▸ **Exercise prompt**: Reproduce the records exactly.

Collection entries
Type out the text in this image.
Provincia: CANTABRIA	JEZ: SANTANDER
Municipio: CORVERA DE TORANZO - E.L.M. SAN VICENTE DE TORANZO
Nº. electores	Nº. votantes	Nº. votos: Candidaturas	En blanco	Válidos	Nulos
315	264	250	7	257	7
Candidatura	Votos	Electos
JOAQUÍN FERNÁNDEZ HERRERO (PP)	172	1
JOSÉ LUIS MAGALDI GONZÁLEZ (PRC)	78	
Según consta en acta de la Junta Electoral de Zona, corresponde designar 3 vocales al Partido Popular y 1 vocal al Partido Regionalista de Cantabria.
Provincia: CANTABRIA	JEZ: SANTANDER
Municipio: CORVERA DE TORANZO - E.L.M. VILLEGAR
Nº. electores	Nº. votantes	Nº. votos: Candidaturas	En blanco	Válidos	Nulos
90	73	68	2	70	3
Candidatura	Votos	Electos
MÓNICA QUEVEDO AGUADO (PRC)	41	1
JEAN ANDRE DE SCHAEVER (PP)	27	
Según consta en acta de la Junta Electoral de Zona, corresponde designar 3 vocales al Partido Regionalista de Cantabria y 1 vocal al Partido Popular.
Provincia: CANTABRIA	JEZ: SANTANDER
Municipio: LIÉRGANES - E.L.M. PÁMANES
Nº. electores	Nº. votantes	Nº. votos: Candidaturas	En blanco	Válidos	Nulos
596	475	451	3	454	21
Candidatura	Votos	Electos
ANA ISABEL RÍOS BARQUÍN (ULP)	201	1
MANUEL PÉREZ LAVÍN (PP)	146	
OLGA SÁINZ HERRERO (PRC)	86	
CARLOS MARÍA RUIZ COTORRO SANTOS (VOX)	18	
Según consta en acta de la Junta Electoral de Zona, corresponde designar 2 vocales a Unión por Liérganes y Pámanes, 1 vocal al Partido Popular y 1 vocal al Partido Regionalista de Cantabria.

▸ **Answer to the task**:
Type out the text in this image.
Provincia: CANTABRIA	JEZ: SANTANDER
Municipio: CORVERA DE TORANZO - E.L.M. SAN VICENTE DE TORANZO
Nº. electores	Nº. votantes	Nº. votos: Candidaturas	En blanco	Válidos	Nulos
315	264	250	7	257	7
Candidatura	Votos	Electos
JOAQUÍN FERNÁNDEZ HERRERO (PP)	172	1
JOSÉ LUIS MAGALDI GONZÁLEZ (PRC)	78	
Según consta en acta de la Junta Electoral de Zona, corresponde designar 3 vocales al Partido Popular y 1 vocal al Partido Regionalista de Cantabria.
Provincia: CANTABRIA	JEZ: SANTANDER
Municipio: CORVERA DE TORANZO - E.L.M. VILLEGAR
Nº. electores	Nº. votantes	Nº. votos: Candidaturas	En blanco	Válidos	Nulos
90	73	68	2	70	3
Candidatura	Votos	Electos
MÓNICA QUEVEDO AGUADO (PRC)	41	1
JEAN ANDRE DE SCHAEVER (PP)	27	
Según consta en acta de la Junta Electoral de Zona, corresponde designar 3 vocales al Partido Regionalista de Cantabria y 1 vocal al Partido Popular.
Provincia: CANTABRIA	JEZ: SANTANDER
Municipio: LIÉRGANES - E.L.M. PÁMANES
Nº. electores	Nº. votantes	Nº. votos: Candidaturas	En blanco	Válidos	Nulos
596	475	451	3	454	21
Candidatura	Votos	Electos
ANA ISABEL RÍOS BARQUÍN (ULP)	201	1
MANUEL PÉREZ LAVÍN (PP)	146	
OLGA SÁINZ HERRERO (PRC)	86	
CARLOS MARÍA RUIZ COTORRO SANTOS (VOX)	18	
Según consta en acta de la Junta Electoral de Zona, corresponde designar 2 vocales a Unión por Liérganes y Pámanes, 1 vocal al Partido Popular y 1 vocal al Partido Regionalista de Cantabria.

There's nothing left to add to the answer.